▸ Work to be completed
Find how many lines in the material contain "drezura"; your answer should be that number alone.

──────── Information supplied ────────

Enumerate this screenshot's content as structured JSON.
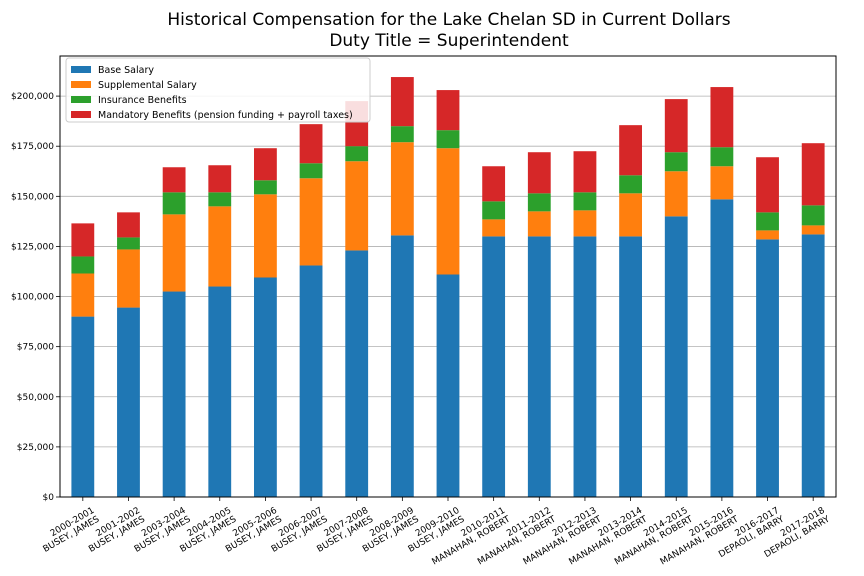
{
  "chart_data": {
    "type": "bar",
    "stacked": true,
    "title": "Historical Compensation for the Lake Chelan SD in Current Dollars",
    "subtitle": "Duty Title = Superintendent",
    "xlabel": "",
    "ylabel": "",
    "ylim": [
      0,
      220000
    ],
    "yticks": [
      "$0",
      "$25,000",
      "$50,000",
      "$75,000",
      "$100,000",
      "$125,000",
      "$150,000",
      "$175,000",
      "$200,000"
    ],
    "ytick_values": [
      0,
      25000,
      50000,
      75000,
      100000,
      125000,
      150000,
      175000,
      200000
    ],
    "grid": "horizontal",
    "legend_position": "top-left",
    "categories": [
      [
        "2000-2001",
        "BUSEY, JAMES"
      ],
      [
        "2001-2002",
        "BUSEY, JAMES"
      ],
      [
        "2003-2004",
        "BUSEY, JAMES"
      ],
      [
        "2004-2005",
        "BUSEY, JAMES"
      ],
      [
        "2005-2006",
        "BUSEY, JAMES"
      ],
      [
        "2006-2007",
        "BUSEY, JAMES"
      ],
      [
        "2007-2008",
        "BUSEY, JAMES"
      ],
      [
        "2008-2009",
        "BUSEY, JAMES"
      ],
      [
        "2009-2010",
        "BUSEY, JAMES"
      ],
      [
        "2010-2011",
        "MANAHAN, ROBERT"
      ],
      [
        "2011-2012",
        "MANAHAN, ROBERT"
      ],
      [
        "2012-2013",
        "MANAHAN, ROBERT"
      ],
      [
        "2013-2014",
        "MANAHAN, ROBERT"
      ],
      [
        "2014-2015",
        "MANAHAN, ROBERT"
      ],
      [
        "2015-2016",
        "MANAHAN, ROBERT"
      ],
      [
        "2016-2017",
        "DEPAOLI, BARRY"
      ],
      [
        "2017-2018",
        "DEPAOLI, BARRY"
      ]
    ],
    "series": [
      {
        "name": "Base Salary",
        "color": "#1f77b4",
        "values": [
          90000,
          94500,
          102500,
          105000,
          109500,
          115500,
          123000,
          130500,
          111000,
          130000,
          130000,
          130000,
          130000,
          140000,
          148500,
          128500,
          131000
        ]
      },
      {
        "name": "Supplemental Salary",
        "color": "#ff7f0e",
        "values": [
          21500,
          29000,
          38500,
          40000,
          41500,
          43500,
          44500,
          46500,
          63000,
          8500,
          12500,
          13000,
          21500,
          22500,
          16500,
          4500,
          4500
        ]
      },
      {
        "name": "Insurance Benefits",
        "color": "#2ca02c",
        "values": [
          8500,
          6000,
          11000,
          7000,
          7000,
          7500,
          7500,
          8000,
          9000,
          9000,
          9000,
          9000,
          9000,
          9500,
          9500,
          9000,
          10000
        ]
      },
      {
        "name": "Mandatory Benefits (pension funding + payroll taxes)",
        "color": "#d62728",
        "values": [
          16500,
          12500,
          12500,
          13500,
          16000,
          19500,
          22500,
          24500,
          20000,
          17500,
          20500,
          20500,
          25000,
          26500,
          30000,
          27500,
          31000
        ]
      }
    ]
  }
}
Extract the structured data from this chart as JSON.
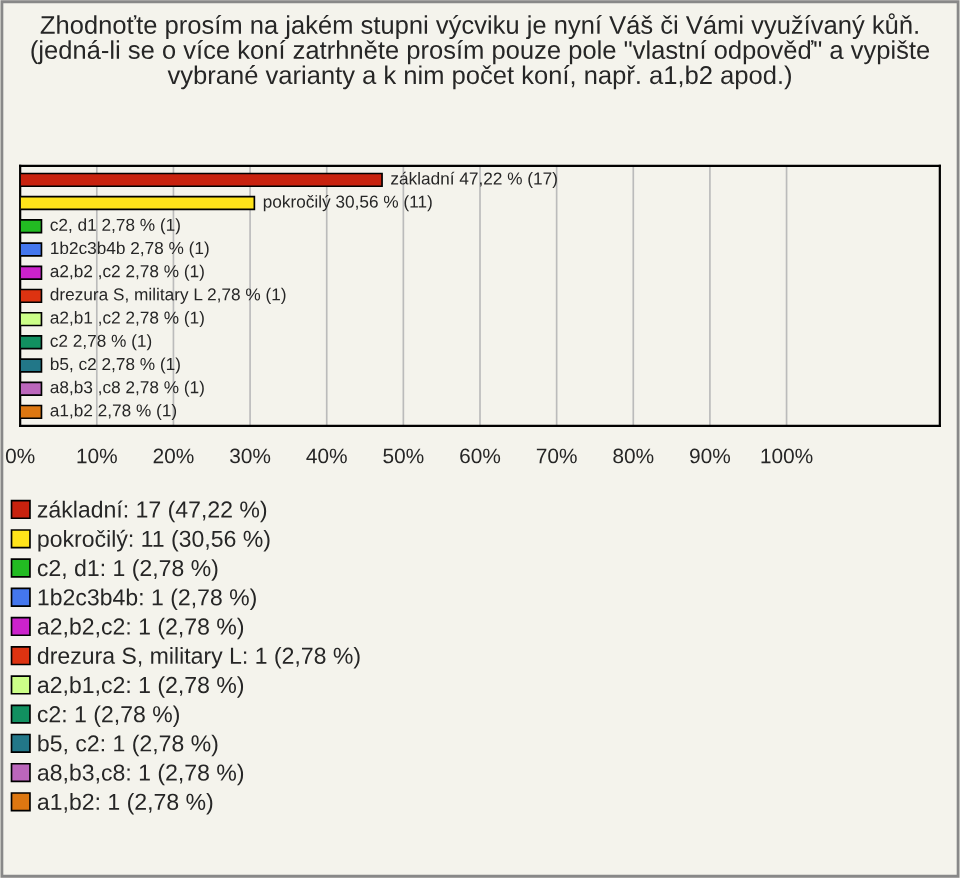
{
  "chart_data": {
    "type": "bar",
    "orientation": "horizontal",
    "title": "Zhodnoťte prosím na jakém stupni výcviku je nyní Váš či Vámi využívaný kůň. (jedná-li se o více koní zatrhněte prosím pouze pole \"vlastní odpověď\" a vypište vybrané varianty a k nim počet koní, např. a1,b2 apod.)",
    "categories": [
      null,
      null,
      null,
      null,
      null,
      null,
      null,
      null,
      null,
      null,
      null
    ],
    "series": [
      {
        "name": "základní: 17 (47,22 %)",
        "color": "#c8220e",
        "values": [
          47.22,
          null,
          null,
          null,
          null,
          null,
          null,
          null,
          null,
          null,
          null
        ],
        "value_labels": [
          "základní 47,22 % (17)",
          null,
          null,
          null,
          null,
          null,
          null,
          null,
          null,
          null,
          null
        ]
      },
      {
        "name": "pokročilý: 11 (30,56 %)",
        "color": "#ffe41a",
        "values": [
          null,
          30.56,
          null,
          null,
          null,
          null,
          null,
          null,
          null,
          null,
          null
        ],
        "value_labels": [
          null,
          "pokročilý 30,56 % (11)",
          null,
          null,
          null,
          null,
          null,
          null,
          null,
          null,
          null
        ]
      },
      {
        "name": "c2, d1: 1 (2,78 %)",
        "color": "#22bb22",
        "values": [
          null,
          null,
          2.78,
          null,
          null,
          null,
          null,
          null,
          null,
          null,
          null
        ],
        "value_labels": [
          null,
          null,
          "c2, d1 2,78 % (1)",
          null,
          null,
          null,
          null,
          null,
          null,
          null,
          null
        ]
      },
      {
        "name": "1b2c3b4b: 1 (2,78 %)",
        "color": "#4477ee",
        "values": [
          null,
          null,
          null,
          2.78,
          null,
          null,
          null,
          null,
          null,
          null,
          null
        ],
        "value_labels": [
          null,
          null,
          null,
          "1b2c3b4b 2,78 % (1)",
          null,
          null,
          null,
          null,
          null,
          null,
          null
        ]
      },
      {
        "name": "a2,b2,c2: 1 (2,78 %)",
        "color": "#cc22cc",
        "values": [
          null,
          null,
          null,
          null,
          2.78,
          null,
          null,
          null,
          null,
          null,
          null
        ],
        "value_labels": [
          null,
          null,
          null,
          null,
          "a2,b2 ,c2 2,78 % (1)",
          null,
          null,
          null,
          null,
          null,
          null
        ]
      },
      {
        "name": "drezura S, military L: 1 (2,78 %)",
        "color": "#dd3311",
        "values": [
          null,
          null,
          null,
          null,
          null,
          2.78,
          null,
          null,
          null,
          null,
          null
        ],
        "value_labels": [
          null,
          null,
          null,
          null,
          null,
          "drezura S, military L 2,78 % (1)",
          null,
          null,
          null,
          null,
          null
        ]
      },
      {
        "name": "a2,b1,c2: 1 (2,78 %)",
        "color": "#ccff88",
        "values": [
          null,
          null,
          null,
          null,
          null,
          null,
          2.78,
          null,
          null,
          null,
          null
        ],
        "value_labels": [
          null,
          null,
          null,
          null,
          null,
          null,
          "a2,b1 ,c2 2,78 % (1)",
          null,
          null,
          null,
          null
        ]
      },
      {
        "name": "c2: 1 (2,78 %)",
        "color": "#119060",
        "values": [
          null,
          null,
          null,
          null,
          null,
          null,
          null,
          2.78,
          null,
          null,
          null
        ],
        "value_labels": [
          null,
          null,
          null,
          null,
          null,
          null,
          null,
          "c2 2,78 % (1)",
          null,
          null,
          null
        ]
      },
      {
        "name": "b5, c2: 1 (2,78 %)",
        "color": "#227788",
        "values": [
          null,
          null,
          null,
          null,
          null,
          null,
          null,
          null,
          2.78,
          null,
          null
        ],
        "value_labels": [
          null,
          null,
          null,
          null,
          null,
          null,
          null,
          null,
          "b5, c2 2,78 % (1)",
          null,
          null
        ]
      },
      {
        "name": "a8,b3,c8: 1 (2,78 %)",
        "color": "#bb66bb",
        "values": [
          null,
          null,
          null,
          null,
          null,
          null,
          null,
          null,
          null,
          2.78,
          null
        ],
        "value_labels": [
          null,
          null,
          null,
          null,
          null,
          null,
          null,
          null,
          null,
          "a8,b3 ,c8 2,78 % (1)",
          null
        ]
      },
      {
        "name": "a1,b2: 1 (2,78 %)",
        "color": "#dd7711",
        "values": [
          null,
          null,
          null,
          null,
          null,
          null,
          null,
          null,
          null,
          null,
          2.78
        ],
        "value_labels": [
          null,
          null,
          null,
          null,
          null,
          null,
          null,
          null,
          null,
          null,
          "a1,b2 2,78 % (1)"
        ]
      }
    ],
    "xlim": [
      0,
      120
    ],
    "xticks": [
      {
        "value": 0,
        "label": "0%"
      },
      {
        "value": 10,
        "label": "10%"
      },
      {
        "value": 20,
        "label": "20%"
      },
      {
        "value": 30,
        "label": "30%"
      },
      {
        "value": 40,
        "label": "40%"
      },
      {
        "value": 50,
        "label": "50%"
      },
      {
        "value": 60,
        "label": "60%"
      },
      {
        "value": 70,
        "label": "70%"
      },
      {
        "value": 80,
        "label": "80%"
      },
      {
        "value": 90,
        "label": "90%"
      },
      {
        "value": 100,
        "label": "100%"
      }
    ],
    "grid": "x",
    "legend": "bottom",
    "tick_labels": "x"
  }
}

────────

▸ Response to this exercise
2